### WHAT IS BEING ASKED
Select and reproduce each line of the listing below that bears the string "Time".

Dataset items
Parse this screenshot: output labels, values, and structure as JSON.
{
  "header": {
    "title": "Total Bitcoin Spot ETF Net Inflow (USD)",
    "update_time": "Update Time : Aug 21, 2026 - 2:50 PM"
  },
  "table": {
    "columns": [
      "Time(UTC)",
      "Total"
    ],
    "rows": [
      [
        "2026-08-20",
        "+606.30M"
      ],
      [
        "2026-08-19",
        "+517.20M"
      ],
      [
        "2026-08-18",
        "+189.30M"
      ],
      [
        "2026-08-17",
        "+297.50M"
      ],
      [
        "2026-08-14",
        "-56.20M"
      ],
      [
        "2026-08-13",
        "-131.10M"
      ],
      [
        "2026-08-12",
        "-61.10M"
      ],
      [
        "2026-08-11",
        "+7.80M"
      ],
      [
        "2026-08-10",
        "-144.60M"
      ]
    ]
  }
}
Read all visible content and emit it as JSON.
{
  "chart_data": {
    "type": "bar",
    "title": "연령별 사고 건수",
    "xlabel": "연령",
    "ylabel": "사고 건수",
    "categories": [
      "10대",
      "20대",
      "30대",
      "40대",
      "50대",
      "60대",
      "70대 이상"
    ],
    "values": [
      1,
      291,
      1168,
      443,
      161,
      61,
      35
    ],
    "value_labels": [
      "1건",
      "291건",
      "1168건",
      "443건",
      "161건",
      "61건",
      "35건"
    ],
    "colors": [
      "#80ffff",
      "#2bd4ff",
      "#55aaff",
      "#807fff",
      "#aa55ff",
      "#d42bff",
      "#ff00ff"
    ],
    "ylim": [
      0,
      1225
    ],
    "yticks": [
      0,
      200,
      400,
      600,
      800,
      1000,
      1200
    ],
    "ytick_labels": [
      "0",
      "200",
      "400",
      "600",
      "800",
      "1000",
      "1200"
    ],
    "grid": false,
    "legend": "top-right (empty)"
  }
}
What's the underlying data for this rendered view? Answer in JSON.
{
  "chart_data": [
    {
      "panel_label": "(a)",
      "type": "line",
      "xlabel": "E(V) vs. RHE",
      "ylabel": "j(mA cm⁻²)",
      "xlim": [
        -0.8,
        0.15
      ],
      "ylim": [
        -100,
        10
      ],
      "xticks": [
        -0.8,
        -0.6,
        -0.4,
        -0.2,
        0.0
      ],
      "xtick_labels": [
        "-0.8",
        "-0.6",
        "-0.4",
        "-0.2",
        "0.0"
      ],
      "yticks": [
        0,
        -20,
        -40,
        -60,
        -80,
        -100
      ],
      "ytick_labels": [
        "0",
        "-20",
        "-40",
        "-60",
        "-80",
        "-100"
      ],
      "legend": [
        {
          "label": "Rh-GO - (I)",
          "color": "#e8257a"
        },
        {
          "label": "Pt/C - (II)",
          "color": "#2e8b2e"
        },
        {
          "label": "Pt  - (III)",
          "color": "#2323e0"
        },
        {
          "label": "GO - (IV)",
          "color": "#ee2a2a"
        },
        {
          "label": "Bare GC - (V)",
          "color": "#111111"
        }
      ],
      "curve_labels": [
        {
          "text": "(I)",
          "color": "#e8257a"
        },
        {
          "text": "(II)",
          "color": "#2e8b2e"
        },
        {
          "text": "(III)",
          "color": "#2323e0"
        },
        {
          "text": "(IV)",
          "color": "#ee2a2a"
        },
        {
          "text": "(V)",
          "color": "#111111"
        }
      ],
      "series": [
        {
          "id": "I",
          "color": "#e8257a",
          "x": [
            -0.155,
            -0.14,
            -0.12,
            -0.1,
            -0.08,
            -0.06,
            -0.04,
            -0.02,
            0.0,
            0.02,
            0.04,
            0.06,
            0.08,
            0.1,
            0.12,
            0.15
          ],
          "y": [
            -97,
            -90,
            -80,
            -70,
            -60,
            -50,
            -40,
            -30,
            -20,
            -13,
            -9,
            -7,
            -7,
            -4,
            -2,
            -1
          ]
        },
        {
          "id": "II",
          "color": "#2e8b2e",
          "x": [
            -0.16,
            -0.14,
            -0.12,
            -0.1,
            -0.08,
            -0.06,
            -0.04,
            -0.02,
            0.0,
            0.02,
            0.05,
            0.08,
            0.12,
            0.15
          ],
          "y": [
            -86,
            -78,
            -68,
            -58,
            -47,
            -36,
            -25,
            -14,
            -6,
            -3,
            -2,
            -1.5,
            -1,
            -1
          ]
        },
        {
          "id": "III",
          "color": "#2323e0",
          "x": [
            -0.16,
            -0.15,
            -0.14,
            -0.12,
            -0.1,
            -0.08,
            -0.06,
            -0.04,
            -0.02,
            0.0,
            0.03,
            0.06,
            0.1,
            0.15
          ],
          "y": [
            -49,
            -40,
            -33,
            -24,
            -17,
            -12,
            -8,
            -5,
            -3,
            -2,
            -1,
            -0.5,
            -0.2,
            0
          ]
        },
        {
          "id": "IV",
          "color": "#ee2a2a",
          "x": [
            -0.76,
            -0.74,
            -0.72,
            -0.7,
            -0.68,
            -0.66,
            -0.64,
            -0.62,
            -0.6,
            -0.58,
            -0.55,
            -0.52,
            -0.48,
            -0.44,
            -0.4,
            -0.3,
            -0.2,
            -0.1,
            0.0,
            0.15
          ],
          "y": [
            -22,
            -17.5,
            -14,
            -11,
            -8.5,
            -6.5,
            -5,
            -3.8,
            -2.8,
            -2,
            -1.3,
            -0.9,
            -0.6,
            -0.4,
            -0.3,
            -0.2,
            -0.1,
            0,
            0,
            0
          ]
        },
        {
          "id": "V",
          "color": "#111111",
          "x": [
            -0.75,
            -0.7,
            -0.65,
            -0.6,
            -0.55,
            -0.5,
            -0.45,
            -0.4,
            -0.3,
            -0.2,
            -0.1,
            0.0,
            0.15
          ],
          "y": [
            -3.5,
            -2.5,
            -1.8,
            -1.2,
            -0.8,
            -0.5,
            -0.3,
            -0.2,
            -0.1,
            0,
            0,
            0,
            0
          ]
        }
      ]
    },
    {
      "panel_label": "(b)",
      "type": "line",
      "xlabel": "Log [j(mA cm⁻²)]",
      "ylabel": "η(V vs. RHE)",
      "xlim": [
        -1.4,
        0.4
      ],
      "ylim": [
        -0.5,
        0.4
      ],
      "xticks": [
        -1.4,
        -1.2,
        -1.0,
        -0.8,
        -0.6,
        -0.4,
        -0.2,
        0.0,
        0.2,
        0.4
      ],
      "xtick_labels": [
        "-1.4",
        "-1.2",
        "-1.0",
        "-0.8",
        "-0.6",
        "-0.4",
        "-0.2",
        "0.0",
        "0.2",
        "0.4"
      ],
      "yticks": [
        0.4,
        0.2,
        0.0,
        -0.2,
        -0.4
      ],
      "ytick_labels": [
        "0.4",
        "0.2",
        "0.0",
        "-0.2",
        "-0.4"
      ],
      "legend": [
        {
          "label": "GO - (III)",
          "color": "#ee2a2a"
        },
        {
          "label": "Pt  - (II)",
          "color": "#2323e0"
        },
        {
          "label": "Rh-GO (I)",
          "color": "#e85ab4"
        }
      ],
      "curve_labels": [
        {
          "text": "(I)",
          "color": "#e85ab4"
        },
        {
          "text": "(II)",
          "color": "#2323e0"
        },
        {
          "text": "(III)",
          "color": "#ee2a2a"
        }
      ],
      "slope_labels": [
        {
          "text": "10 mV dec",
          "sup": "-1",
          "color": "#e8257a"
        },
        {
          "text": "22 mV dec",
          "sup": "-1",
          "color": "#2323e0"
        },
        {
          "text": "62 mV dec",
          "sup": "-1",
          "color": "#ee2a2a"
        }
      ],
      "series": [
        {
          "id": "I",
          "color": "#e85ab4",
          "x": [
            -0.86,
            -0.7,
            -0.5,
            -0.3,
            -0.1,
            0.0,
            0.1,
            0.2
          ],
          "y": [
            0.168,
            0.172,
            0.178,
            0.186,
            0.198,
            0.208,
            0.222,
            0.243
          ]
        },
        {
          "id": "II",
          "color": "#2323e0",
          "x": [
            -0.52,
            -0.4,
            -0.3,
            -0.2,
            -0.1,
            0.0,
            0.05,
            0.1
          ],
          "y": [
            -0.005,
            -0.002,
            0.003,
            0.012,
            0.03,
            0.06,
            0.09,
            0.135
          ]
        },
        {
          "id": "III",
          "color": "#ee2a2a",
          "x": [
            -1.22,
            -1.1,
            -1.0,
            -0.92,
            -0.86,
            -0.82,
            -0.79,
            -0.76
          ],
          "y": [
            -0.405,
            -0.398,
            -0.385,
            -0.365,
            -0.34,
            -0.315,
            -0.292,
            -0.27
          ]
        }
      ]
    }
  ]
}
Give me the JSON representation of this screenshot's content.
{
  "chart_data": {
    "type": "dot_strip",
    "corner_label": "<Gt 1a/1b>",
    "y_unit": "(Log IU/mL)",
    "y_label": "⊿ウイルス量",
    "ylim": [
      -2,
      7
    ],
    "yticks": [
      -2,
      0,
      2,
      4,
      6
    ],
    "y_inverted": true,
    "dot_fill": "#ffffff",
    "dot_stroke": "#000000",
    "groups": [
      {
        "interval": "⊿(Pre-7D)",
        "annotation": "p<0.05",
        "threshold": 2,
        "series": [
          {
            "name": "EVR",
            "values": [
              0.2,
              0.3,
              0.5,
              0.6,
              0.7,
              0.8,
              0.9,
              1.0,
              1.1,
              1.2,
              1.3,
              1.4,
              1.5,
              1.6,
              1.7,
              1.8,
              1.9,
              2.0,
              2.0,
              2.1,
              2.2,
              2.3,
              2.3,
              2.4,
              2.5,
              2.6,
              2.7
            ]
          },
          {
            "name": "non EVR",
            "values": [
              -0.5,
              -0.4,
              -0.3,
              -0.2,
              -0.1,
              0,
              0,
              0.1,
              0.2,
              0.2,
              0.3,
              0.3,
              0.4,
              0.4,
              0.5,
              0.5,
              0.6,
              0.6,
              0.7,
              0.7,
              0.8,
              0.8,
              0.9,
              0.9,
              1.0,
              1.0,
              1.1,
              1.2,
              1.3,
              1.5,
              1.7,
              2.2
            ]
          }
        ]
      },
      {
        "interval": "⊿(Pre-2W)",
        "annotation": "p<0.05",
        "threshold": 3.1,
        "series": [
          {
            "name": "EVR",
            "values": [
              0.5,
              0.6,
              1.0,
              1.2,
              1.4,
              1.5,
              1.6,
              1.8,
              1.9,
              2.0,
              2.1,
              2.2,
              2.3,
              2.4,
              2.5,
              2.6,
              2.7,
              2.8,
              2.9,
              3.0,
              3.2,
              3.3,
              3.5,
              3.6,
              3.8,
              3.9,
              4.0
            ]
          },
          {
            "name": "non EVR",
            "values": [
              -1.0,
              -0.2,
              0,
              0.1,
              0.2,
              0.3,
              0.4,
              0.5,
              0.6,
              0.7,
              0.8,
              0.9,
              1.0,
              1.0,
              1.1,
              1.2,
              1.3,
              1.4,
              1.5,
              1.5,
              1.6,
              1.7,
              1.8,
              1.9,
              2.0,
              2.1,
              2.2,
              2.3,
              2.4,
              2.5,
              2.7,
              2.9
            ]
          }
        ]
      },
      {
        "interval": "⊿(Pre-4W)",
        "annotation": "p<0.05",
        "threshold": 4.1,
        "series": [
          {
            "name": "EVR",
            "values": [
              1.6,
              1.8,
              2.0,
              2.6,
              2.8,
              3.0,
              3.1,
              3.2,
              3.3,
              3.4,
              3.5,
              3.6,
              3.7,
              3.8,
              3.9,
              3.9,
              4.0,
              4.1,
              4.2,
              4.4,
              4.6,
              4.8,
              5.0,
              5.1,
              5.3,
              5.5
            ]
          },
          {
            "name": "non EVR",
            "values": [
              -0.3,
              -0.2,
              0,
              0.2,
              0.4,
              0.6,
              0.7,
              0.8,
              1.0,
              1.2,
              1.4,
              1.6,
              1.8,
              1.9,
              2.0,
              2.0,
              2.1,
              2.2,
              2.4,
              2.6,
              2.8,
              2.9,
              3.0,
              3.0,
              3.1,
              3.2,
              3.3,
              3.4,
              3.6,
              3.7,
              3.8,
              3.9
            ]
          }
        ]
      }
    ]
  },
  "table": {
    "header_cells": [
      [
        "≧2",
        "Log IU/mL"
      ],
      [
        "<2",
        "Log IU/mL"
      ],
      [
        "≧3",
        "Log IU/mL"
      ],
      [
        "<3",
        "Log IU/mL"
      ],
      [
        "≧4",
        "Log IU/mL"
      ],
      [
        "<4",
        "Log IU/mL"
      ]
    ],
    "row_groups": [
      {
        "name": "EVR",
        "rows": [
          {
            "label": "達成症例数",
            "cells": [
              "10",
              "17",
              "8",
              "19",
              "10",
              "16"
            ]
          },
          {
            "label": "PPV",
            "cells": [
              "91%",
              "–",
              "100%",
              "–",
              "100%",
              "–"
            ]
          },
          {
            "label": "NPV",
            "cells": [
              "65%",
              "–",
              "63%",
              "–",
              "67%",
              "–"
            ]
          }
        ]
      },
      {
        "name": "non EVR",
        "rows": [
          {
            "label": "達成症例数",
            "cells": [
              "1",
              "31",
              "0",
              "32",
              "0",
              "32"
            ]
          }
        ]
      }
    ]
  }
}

### RESPONSE FOR THIS EXERCISE
    "update_time": "Update Time : Aug 21, 2026 - 2:50 PM"
      "Time(UTC)",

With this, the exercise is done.